## WHAT YOU WILL DO
The entire listing is to be repeated verbatim.

(Recorded data)

____________________

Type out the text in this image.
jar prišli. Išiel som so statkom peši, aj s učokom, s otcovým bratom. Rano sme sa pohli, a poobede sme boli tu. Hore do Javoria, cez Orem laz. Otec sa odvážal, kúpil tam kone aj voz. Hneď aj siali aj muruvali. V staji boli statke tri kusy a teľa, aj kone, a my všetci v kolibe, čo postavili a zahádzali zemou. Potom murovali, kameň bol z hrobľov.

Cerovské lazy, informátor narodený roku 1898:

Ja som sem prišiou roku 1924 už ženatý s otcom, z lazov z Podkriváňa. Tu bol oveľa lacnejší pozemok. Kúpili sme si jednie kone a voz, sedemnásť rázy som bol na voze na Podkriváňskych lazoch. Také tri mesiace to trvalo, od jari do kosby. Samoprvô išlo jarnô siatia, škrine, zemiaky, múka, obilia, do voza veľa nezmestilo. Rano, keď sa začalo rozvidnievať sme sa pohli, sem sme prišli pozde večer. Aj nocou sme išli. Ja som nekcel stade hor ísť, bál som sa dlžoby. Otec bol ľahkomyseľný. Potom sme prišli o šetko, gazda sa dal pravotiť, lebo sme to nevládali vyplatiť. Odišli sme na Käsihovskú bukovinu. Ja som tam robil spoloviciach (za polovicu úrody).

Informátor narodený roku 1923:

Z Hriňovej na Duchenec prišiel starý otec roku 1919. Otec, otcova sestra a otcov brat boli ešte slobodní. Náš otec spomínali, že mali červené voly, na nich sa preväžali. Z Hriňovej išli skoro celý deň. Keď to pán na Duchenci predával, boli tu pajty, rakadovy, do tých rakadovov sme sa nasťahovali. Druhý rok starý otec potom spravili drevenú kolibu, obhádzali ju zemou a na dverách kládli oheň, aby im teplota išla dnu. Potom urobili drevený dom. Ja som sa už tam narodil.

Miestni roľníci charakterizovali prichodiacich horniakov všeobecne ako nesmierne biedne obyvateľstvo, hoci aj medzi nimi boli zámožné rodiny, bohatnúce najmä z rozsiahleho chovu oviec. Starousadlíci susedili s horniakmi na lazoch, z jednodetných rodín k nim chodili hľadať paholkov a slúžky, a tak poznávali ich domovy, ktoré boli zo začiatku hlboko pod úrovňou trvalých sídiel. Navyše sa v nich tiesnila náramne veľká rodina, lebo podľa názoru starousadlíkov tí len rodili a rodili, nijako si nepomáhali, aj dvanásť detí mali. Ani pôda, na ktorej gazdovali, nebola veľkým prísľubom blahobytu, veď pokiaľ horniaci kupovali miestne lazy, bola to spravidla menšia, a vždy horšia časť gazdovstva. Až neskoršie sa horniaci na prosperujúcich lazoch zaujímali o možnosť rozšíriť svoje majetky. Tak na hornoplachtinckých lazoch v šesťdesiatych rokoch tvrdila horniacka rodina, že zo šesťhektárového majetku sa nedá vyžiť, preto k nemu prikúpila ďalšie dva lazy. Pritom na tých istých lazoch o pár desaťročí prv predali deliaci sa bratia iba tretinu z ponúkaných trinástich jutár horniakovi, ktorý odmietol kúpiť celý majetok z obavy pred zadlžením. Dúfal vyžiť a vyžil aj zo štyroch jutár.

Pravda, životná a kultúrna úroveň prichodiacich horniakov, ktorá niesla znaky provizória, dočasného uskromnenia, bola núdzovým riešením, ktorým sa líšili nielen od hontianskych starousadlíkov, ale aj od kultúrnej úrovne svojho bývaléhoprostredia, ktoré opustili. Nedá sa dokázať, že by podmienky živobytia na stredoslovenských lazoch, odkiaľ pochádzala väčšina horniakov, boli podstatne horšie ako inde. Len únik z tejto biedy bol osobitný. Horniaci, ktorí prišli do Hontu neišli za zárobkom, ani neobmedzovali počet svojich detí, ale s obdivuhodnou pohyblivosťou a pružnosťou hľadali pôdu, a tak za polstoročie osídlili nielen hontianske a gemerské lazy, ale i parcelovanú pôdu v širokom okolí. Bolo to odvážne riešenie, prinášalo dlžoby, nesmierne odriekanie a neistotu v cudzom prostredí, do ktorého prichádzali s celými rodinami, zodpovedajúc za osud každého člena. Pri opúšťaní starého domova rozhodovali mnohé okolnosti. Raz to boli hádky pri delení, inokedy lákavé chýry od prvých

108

____________________

## FULL SOLUTION
Type out the text in this image.
jar prišli. Išiel som so statkom peši, aj s učokom, s otcovým bratom. Rano sme sa pohli, a poobede sme boli tu. Hore do Javoria, cez Orem laz. Otec sa odvážal, kúpil tam kone aj voz. Hneď aj siali aj muruvali. V staji boli statke tri kusy a teľa, aj kone, a my všetci v kolibe, čo postavili a zahádzali zemou. Potom murovali, kameň bol z hrobľov.

Cerovské lazy, informátor narodený roku 1898:

Ja som sem prišiou roku 1924 už ženatý s otcom, z lazov z Podkriváňa. Tu bol oveľa lacnejší pozemok. Kúpili sme si jednie kone a voz, sedemnásť rázy som bol na voze na Podkriváňskych lazoch. Také tri mesiace to trvalo, od jari do kosby. Samoprvô išlo jarnô siatia, škrine, zemiaky, múka, obilia, do voza veľa nezmestilo. Rano, keď sa začalo rozvidnievať sme sa pohli, sem sme prišli pozde večer. Aj nocou sme išli. Ja som nekcel stade hor ísť, bál som sa dlžoby. Otec bol ľahkomyseľný. Potom sme prišli o šetko, gazda sa dal pravotiť, lebo sme to nevládali vyplatiť. Odišli sme na Käsihovskú bukovinu. Ja som tam robil spoloviciach (za polovicu úrody).

Informátor narodený roku 1923:

Z Hriňovej na Duchenec prišiel starý otec roku 1919. Otec, otcova sestra a otcov brat boli ešte slobodní. Náš otec spomínali, že mali červené voly, na nich sa preväžali. Z Hriňovej išli skoro celý deň. Keď to pán na Duchenci predával, boli tu pajty, rakadovy, do tých rakadovov sme sa nasťahovali. Druhý rok starý otec potom spravili drevenú kolibu, obhádzali ju zemou a na dverách kládli oheň, aby im teplota išla dnu. Potom urobili drevený dom. Ja som sa už tam narodil.

Miestni roľníci charakterizovali prichodiacich horniakov všeobecne ako nesmierne biedne obyvateľstvo, hoci aj medzi nimi boli zámožné rodiny, bohatnúce najmä z rozsiahleho chovu oviec. Starousadlíci susedili s horniakmi na lazoch, z jednodetných rodín k nim chodili hľadať paholkov a slúžky, a tak poznávali ich domovy, ktoré boli zo začiatku hlboko pod úrovňou trvalých sídiel. Navyše sa v nich tiesnila náramne veľká rodina, lebo podľa názoru starousadlíkov tí len rodili a rodili, nijako si nepomáhali, aj dvanásť detí mali. Ani pôda, na ktorej gazdovali, nebola veľkým prísľubom blahobytu, veď pokiaľ horniaci kupovali miestne lazy, bola to spravidla menšia, a vždy horšia časť gazdovstva. Až neskoršie sa horniaci na prosperujúcich lazoch zaujímali o možnosť rozšíriť svoje majetky. Tak na hornoplachtinckých lazoch v šesťdesiatych rokoch tvrdila horniacka rodina, že zo šesťhektárového majetku sa nedá vyžiť, preto k nemu prikúpila ďalšie dva lazy. Pritom na tých istých lazoch o pár desaťročí prv predali deliaci sa bratia iba tretinu z ponúkaných trinástich jutár horniakovi, ktorý odmietol kúpiť celý majetok z obavy pred zadlžením. Dúfal vyžiť a vyžil aj zo štyroch jutár.

Pravda, životná a kultúrna úroveň prichodiacich horniakov, ktorá niesla znaky provizória, dočasného uskromnenia, bola núdzovým riešením, ktorým sa líšili nielen od hontianskych starousadlíkov, ale aj od kultúrnej úrovne svojho bývaléhoprostredia, ktoré opustili. Nedá sa dokázať, že by podmienky živobytia na stredoslovenských lazoch, odkiaľ pochádzala väčšina horniakov, boli podstatne horšie ako inde. Len únik z tejto biedy bol osobitný. Horniaci, ktorí prišli do Hontu neišli za zárobkom, ani neobmedzovali počet svojich detí, ale s obdivuhodnou pohyblivosťou a pružnosťou hľadali pôdu, a tak za polstoročie osídlili nielen hontianske a gemerské lazy, ale i parcelovanú pôdu v širokom okolí. Bolo to odvážne riešenie, prinášalo dlžoby, nesmierne odriekanie a neistotu v cudzom prostredí, do ktorého prichádzali s celými rodinami, zodpovedajúc za osud každého člena. Pri opúšťaní starého domova rozhodovali mnohé okolnosti. Raz to boli hádky pri delení, inokedy lákavé chýry od prvých

108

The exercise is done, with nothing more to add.